_What this task involves:_ Retype the material that follows, keeping every word as it is.

_Information given:_
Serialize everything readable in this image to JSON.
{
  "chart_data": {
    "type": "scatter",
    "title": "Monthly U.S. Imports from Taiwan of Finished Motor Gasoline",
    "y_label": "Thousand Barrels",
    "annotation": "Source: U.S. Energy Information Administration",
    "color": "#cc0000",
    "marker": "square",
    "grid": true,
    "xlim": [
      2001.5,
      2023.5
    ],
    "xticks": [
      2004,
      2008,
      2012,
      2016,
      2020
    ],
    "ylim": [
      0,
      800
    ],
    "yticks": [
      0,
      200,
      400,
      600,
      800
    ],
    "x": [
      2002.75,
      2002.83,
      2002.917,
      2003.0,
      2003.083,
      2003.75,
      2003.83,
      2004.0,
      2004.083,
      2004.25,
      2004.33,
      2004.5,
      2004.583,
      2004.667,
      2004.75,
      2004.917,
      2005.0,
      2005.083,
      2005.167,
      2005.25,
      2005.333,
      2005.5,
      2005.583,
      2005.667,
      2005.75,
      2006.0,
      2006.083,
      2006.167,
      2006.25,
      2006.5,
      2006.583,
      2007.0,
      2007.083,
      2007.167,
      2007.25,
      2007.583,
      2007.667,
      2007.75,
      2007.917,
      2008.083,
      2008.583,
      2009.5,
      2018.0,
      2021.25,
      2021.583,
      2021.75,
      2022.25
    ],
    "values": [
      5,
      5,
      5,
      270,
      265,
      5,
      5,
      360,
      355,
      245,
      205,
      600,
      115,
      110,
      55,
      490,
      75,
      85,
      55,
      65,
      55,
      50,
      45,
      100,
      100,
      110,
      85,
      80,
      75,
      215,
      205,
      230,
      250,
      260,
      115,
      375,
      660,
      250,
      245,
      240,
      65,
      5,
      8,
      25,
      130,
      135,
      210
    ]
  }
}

_Exercise result:_
Serialize everything readable in this image to JSON.
{
  "chart_data": {
    "type": "scatter",
    "title": "Monthly U.S. Imports from Taiwan of Finished Motor Gasoline",
    "y_label": "Thousand Barrels",
    "annotation": "Source: U.S. Energy Information Administration",
    "color": "#cc0000",
    "marker": "square",
    "grid": true,
    "xlim": [
      2001.5,
      2023.5
    ],
    "xticks": [
      2004,
      2008,
      2012,
      2016,
      2020
    ],
    "ylim": [
      0,
      800
    ],
    "yticks": [
      0,
      200,
      400,
      600,
      800
    ],
    "x": [
      2002.75,
      2002.83,
      2002.917,
      2003.0,
      2003.083,
      2003.75,
      2003.83,
      2004.0,
      2004.083,
      2004.25,
      2004.33,
      2004.5,
      2004.583,
      2004.667,
      2004.75,
      2004.917,
      2005.0,
      2005.083,
      2005.167,
      2005.25,
      2005.333,
      2005.5,
      2005.583,
      2005.667,
      2005.75,
      2006.0,
      2006.083,
      2006.167,
      2006.25,
      2006.5,
      2006.583,
      2007.0,
      2007.083,
      2007.167,
      2007.25,
      2007.583,
      2007.667,
      2007.75,
      2007.917,
      2008.083,
      2008.583,
      2009.5,
      2018.0,
      2021.25,
      2021.583,
      2021.75,
      2022.25
    ],
    "values": [
      5,
      5,
      5,
      270,
      265,
      5,
      5,
      360,
      355,
      245,
      205,
      600,
      115,
      110,
      55,
      490,
      75,
      85,
      55,
      65,
      55,
      50,
      45,
      100,
      100,
      110,
      85,
      80,
      75,
      215,
      205,
      230,
      250,
      260,
      115,
      375,
      660,
      250,
      245,
      240,
      65,
      5,
      8,
      25,
      130,
      135,
      210
    ]
  }
}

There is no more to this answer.